Dataset records:
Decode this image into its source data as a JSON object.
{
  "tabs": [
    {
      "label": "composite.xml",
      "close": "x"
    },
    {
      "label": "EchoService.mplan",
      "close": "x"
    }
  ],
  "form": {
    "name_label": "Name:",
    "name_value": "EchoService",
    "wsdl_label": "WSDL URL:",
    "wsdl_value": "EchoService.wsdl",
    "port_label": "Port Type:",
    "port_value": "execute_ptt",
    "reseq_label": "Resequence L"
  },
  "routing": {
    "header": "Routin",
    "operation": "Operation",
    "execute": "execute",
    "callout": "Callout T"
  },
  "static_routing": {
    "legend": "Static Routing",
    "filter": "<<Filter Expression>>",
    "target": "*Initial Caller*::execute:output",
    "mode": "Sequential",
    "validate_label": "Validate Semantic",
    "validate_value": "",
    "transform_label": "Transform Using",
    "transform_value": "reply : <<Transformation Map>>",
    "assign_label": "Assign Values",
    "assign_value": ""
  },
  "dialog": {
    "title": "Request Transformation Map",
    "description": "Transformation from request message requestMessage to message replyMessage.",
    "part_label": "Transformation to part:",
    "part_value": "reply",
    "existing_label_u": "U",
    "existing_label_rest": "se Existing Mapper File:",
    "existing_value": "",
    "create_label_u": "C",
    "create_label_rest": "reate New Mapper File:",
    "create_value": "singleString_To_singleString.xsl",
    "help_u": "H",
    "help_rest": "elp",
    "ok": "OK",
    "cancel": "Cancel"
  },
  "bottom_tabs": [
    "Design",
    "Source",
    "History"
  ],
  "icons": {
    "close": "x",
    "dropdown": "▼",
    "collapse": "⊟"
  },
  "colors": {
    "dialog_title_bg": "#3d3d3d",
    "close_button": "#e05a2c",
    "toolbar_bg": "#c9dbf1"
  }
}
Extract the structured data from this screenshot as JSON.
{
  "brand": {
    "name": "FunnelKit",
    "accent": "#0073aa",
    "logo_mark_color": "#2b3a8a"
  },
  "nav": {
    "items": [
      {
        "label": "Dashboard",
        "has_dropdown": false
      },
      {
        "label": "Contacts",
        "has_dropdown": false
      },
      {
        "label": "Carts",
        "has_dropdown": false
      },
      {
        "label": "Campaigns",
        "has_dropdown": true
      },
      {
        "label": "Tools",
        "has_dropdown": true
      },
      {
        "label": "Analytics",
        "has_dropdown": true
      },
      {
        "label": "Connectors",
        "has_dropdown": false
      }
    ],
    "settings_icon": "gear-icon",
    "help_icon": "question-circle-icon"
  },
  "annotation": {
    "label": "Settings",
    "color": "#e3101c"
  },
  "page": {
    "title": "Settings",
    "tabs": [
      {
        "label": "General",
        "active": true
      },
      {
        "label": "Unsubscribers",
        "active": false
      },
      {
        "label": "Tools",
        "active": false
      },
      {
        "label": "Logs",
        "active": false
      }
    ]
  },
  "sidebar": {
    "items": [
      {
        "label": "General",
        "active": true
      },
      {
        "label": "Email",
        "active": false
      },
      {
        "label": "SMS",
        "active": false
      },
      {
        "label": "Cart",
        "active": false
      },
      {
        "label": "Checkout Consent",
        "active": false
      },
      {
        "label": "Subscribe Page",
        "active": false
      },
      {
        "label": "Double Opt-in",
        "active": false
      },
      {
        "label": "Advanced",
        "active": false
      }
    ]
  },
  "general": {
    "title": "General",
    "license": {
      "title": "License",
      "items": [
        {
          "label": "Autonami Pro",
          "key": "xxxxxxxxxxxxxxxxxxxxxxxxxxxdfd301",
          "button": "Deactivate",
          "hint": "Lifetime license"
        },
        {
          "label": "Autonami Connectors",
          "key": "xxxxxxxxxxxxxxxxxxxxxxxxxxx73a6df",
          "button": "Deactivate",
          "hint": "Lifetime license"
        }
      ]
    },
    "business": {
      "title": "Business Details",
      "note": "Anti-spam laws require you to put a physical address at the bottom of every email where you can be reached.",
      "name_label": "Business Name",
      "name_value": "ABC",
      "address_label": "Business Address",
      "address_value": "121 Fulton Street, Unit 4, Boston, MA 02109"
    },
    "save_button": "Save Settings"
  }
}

Task description
Write the complete data out, exactly as above.

The result
Decode this image into its source data as a JSON object.
{
  "tabs": [
    {
      "label": "composite.xml",
      "close": "x"
    },
    {
      "label": "EchoService.mplan",
      "close": "x"
    }
  ],
  "form": {
    "name_label": "Name:",
    "name_value": "EchoService",
    "wsdl_label": "WSDL URL:",
    "wsdl_value": "EchoService.wsdl",
    "port_label": "Port Type:",
    "port_value": "execute_ptt",
    "reseq_label": "Resequence L"
  },
  "routing": {
    "header": "Routin",
    "operation": "Operation",
    "execute": "execute",
    "callout": "Callout T"
  },
  "static_routing": {
    "legend": "Static Routing",
    "filter": "<<Filter Expression>>",
    "target": "*Initial Caller*::execute:output",
    "mode": "Sequential",
    "validate_label": "Validate Semantic",
    "validate_value": "",
    "transform_label": "Transform Using",
    "transform_value": "reply : <<Transformation Map>>",
    "assign_label": "Assign Values",
    "assign_value": ""
  },
  "dialog": {
    "title": "Request Transformation Map",
    "description": "Transformation from request message requestMessage to message replyMessage.",
    "part_label": "Transformation to part:",
    "part_value": "reply",
    "existing_label_u": "U",
    "existing_label_rest": "se Existing Mapper File:",
    "existing_value": "",
    "create_label_u": "C",
    "create_label_rest": "reate New Mapper File:",
    "create_value": "singleString_To_singleString.xsl",
    "help_u": "H",
    "help_rest": "elp",
    "ok": "OK",
    "cancel": "Cancel"
  },
  "bottom_tabs": [
    "Design",
    "Source",
    "History"
  ],
  "icons": {
    "close": "x",
    "dropdown": "▼",
    "collapse": "⊟"
  },
  "colors": {
    "dialog_title_bg": "#3d3d3d",
    "close_button": "#e05a2c",
    "toolbar_bg": "#c9dbf1"
  }
}
Extract the structured data from this screenshot as JSON.
{
  "brand": {
    "name": "FunnelKit",
    "accent": "#0073aa",
    "logo_mark_color": "#2b3a8a"
  },
  "nav": {
    "items": [
      {
        "label": "Dashboard",
        "has_dropdown": false
      },
      {
        "label": "Contacts",
        "has_dropdown": false
      },
      {
        "label": "Carts",
        "has_dropdown": false
      },
      {
        "label": "Campaigns",
        "has_dropdown": true
      },
      {
        "label": "Tools",
        "has_dropdown": true
      },
      {
        "label": "Analytics",
        "has_dropdown": true
      },
      {
        "label": "Connectors",
        "has_dropdown": false
      }
    ],
    "settings_icon": "gear-icon",
    "help_icon": "question-circle-icon"
  },
  "annotation": {
    "label": "Settings",
    "color": "#e3101c"
  },
  "page": {
    "title": "Settings",
    "tabs": [
      {
        "label": "General",
        "active": true
      },
      {
        "label": "Unsubscribers",
        "active": false
      },
      {
        "label": "Tools",
        "active": false
      },
      {
        "label": "Logs",
        "active": false
      }
    ]
  },
  "sidebar": {
    "items": [
      {
        "label": "General",
        "active": true
      },
      {
        "label": "Email",
        "active": false
      },
      {
        "label": "SMS",
        "active": false
      },
      {
        "label": "Cart",
        "active": false
      },
      {
        "label": "Checkout Consent",
        "active": false
      },
      {
        "label": "Subscribe Page",
        "active": false
      },
      {
        "label": "Double Opt-in",
        "active": false
      },
      {
        "label": "Advanced",
        "active": false
      }
    ]
  },
  "general": {
    "title": "General",
    "license": {
      "title": "License",
      "items": [
        {
          "label": "Autonami Pro",
          "key": "xxxxxxxxxxxxxxxxxxxxxxxxxxxdfd301",
          "button": "Deactivate",
          "hint": "Lifetime license"
        },
        {
          "label": "Autonami Connectors",
          "key": "xxxxxxxxxxxxxxxxxxxxxxxxxxx73a6df",
          "button": "Deactivate",
          "hint": "Lifetime license"
        }
      ]
    },
    "business": {
      "title": "Business Details",
      "note": "Anti-spam laws require you to put a physical address at the bottom of every email where you can be reached.",
      "name_label": "Business Name",
      "name_value": "ABC",
      "address_label": "Business Address",
      "address_value": "121 Fulton Street, Unit 4, Boston, MA 02109"
    },
    "save_button": "Save Settings"
  }
}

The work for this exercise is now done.